■ **What you will do**
Reproduce the following material exactly, including every line.

▼

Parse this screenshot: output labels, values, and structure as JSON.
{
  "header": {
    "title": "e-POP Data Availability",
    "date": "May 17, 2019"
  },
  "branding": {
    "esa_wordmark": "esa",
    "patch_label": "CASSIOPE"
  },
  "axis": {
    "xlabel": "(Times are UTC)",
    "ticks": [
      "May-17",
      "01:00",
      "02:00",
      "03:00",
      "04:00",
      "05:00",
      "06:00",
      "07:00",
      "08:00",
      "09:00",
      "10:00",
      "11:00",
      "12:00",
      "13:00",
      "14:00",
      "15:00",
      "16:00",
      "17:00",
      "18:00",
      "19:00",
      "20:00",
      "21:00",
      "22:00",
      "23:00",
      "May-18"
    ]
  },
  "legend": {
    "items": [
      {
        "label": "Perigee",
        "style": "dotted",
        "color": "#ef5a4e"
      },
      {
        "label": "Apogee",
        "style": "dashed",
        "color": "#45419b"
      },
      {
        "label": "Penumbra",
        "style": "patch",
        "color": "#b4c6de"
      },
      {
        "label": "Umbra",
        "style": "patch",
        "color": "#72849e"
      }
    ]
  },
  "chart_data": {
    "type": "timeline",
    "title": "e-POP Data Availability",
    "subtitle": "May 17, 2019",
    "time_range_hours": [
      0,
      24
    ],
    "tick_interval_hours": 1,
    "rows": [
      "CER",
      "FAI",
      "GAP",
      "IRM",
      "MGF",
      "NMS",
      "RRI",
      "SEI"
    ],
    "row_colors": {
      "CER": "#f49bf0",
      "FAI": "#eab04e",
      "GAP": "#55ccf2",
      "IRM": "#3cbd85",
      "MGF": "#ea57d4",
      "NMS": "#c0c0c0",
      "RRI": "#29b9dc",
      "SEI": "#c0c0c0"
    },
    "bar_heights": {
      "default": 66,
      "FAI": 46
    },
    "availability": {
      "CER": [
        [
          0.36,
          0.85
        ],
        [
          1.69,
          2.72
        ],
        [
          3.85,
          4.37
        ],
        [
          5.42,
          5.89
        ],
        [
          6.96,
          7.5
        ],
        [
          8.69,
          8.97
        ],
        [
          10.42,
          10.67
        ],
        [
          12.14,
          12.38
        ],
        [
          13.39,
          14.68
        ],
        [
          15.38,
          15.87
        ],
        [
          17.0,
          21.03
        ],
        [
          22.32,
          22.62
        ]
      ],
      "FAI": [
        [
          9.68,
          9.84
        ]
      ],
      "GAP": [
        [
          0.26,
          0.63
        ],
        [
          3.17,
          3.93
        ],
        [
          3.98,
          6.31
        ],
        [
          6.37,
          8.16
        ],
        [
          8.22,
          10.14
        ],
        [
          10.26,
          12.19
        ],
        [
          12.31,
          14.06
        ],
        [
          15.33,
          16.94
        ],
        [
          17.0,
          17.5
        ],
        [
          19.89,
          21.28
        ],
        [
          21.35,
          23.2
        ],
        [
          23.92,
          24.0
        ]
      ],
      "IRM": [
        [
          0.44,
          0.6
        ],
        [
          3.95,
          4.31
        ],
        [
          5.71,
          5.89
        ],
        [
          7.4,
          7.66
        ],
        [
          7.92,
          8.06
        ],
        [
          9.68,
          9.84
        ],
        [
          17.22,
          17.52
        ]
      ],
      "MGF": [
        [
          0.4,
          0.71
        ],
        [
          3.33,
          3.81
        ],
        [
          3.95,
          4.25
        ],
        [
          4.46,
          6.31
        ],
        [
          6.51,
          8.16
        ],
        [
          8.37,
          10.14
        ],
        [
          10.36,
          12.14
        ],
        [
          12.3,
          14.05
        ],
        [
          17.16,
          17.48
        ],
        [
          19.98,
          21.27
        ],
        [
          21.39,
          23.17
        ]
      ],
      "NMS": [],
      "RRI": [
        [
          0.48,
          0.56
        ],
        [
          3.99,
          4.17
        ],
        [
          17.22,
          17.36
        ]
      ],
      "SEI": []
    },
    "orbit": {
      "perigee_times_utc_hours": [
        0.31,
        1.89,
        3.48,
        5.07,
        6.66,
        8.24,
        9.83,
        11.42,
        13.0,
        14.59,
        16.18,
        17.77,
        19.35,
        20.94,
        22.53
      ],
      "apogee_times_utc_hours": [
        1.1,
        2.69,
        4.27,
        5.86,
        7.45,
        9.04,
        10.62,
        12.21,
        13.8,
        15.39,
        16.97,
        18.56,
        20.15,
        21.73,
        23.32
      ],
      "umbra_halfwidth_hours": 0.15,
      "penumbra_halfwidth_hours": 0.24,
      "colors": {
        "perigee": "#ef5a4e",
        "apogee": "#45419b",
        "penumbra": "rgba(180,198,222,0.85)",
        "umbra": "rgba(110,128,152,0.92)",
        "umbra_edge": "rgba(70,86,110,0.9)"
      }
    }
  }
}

▲

■ **Written solution**
Parse this screenshot: output labels, values, and structure as JSON.
{
  "header": {
    "title": "e-POP Data Availability",
    "date": "May 17, 2019"
  },
  "branding": {
    "esa_wordmark": "esa",
    "patch_label": "CASSIOPE"
  },
  "axis": {
    "xlabel": "(Times are UTC)",
    "ticks": [
      "May-17",
      "01:00",
      "02:00",
      "03:00",
      "04:00",
      "05:00",
      "06:00",
      "07:00",
      "08:00",
      "09:00",
      "10:00",
      "11:00",
      "12:00",
      "13:00",
      "14:00",
      "15:00",
      "16:00",
      "17:00",
      "18:00",
      "19:00",
      "20:00",
      "21:00",
      "22:00",
      "23:00",
      "May-18"
    ]
  },
  "legend": {
    "items": [
      {
        "label": "Perigee",
        "style": "dotted",
        "color": "#ef5a4e"
      },
      {
        "label": "Apogee",
        "style": "dashed",
        "color": "#45419b"
      },
      {
        "label": "Penumbra",
        "style": "patch",
        "color": "#b4c6de"
      },
      {
        "label": "Umbra",
        "style": "patch",
        "color": "#72849e"
      }
    ]
  },
  "chart_data": {
    "type": "timeline",
    "title": "e-POP Data Availability",
    "subtitle": "May 17, 2019",
    "time_range_hours": [
      0,
      24
    ],
    "tick_interval_hours": 1,
    "rows": [
      "CER",
      "FAI",
      "GAP",
      "IRM",
      "MGF",
      "NMS",
      "RRI",
      "SEI"
    ],
    "row_colors": {
      "CER": "#f49bf0",
      "FAI": "#eab04e",
      "GAP": "#55ccf2",
      "IRM": "#3cbd85",
      "MGF": "#ea57d4",
      "NMS": "#c0c0c0",
      "RRI": "#29b9dc",
      "SEI": "#c0c0c0"
    },
    "bar_heights": {
      "default": 66,
      "FAI": 46
    },
    "availability": {
      "CER": [
        [
          0.36,
          0.85
        ],
        [
          1.69,
          2.72
        ],
        [
          3.85,
          4.37
        ],
        [
          5.42,
          5.89
        ],
        [
          6.96,
          7.5
        ],
        [
          8.69,
          8.97
        ],
        [
          10.42,
          10.67
        ],
        [
          12.14,
          12.38
        ],
        [
          13.39,
          14.68
        ],
        [
          15.38,
          15.87
        ],
        [
          17.0,
          21.03
        ],
        [
          22.32,
          22.62
        ]
      ],
      "FAI": [
        [
          9.68,
          9.84
        ]
      ],
      "GAP": [
        [
          0.26,
          0.63
        ],
        [
          3.17,
          3.93
        ],
        [
          3.98,
          6.31
        ],
        [
          6.37,
          8.16
        ],
        [
          8.22,
          10.14
        ],
        [
          10.26,
          12.19
        ],
        [
          12.31,
          14.06
        ],
        [
          15.33,
          16.94
        ],
        [
          17.0,
          17.5
        ],
        [
          19.89,
          21.28
        ],
        [
          21.35,
          23.2
        ],
        [
          23.92,
          24.0
        ]
      ],
      "IRM": [
        [
          0.44,
          0.6
        ],
        [
          3.95,
          4.31
        ],
        [
          5.71,
          5.89
        ],
        [
          7.4,
          7.66
        ],
        [
          7.92,
          8.06
        ],
        [
          9.68,
          9.84
        ],
        [
          17.22,
          17.52
        ]
      ],
      "MGF": [
        [
          0.4,
          0.71
        ],
        [
          3.33,
          3.81
        ],
        [
          3.95,
          4.25
        ],
        [
          4.46,
          6.31
        ],
        [
          6.51,
          8.16
        ],
        [
          8.37,
          10.14
        ],
        [
          10.36,
          12.14
        ],
        [
          12.3,
          14.05
        ],
        [
          17.16,
          17.48
        ],
        [
          19.98,
          21.27
        ],
        [
          21.39,
          23.17
        ]
      ],
      "NMS": [],
      "RRI": [
        [
          0.48,
          0.56
        ],
        [
          3.99,
          4.17
        ],
        [
          17.22,
          17.36
        ]
      ],
      "SEI": []
    },
    "orbit": {
      "perigee_times_utc_hours": [
        0.31,
        1.89,
        3.48,
        5.07,
        6.66,
        8.24,
        9.83,
        11.42,
        13.0,
        14.59,
        16.18,
        17.77,
        19.35,
        20.94,
        22.53
      ],
      "apogee_times_utc_hours": [
        1.1,
        2.69,
        4.27,
        5.86,
        7.45,
        9.04,
        10.62,
        12.21,
        13.8,
        15.39,
        16.97,
        18.56,
        20.15,
        21.73,
        23.32
      ],
      "umbra_halfwidth_hours": 0.15,
      "penumbra_halfwidth_hours": 0.24,
      "colors": {
        "perigee": "#ef5a4e",
        "apogee": "#45419b",
        "penumbra": "rgba(180,198,222,0.85)",
        "umbra": "rgba(110,128,152,0.92)",
        "umbra_edge": "rgba(70,86,110,0.9)"
      }
    }
  }
}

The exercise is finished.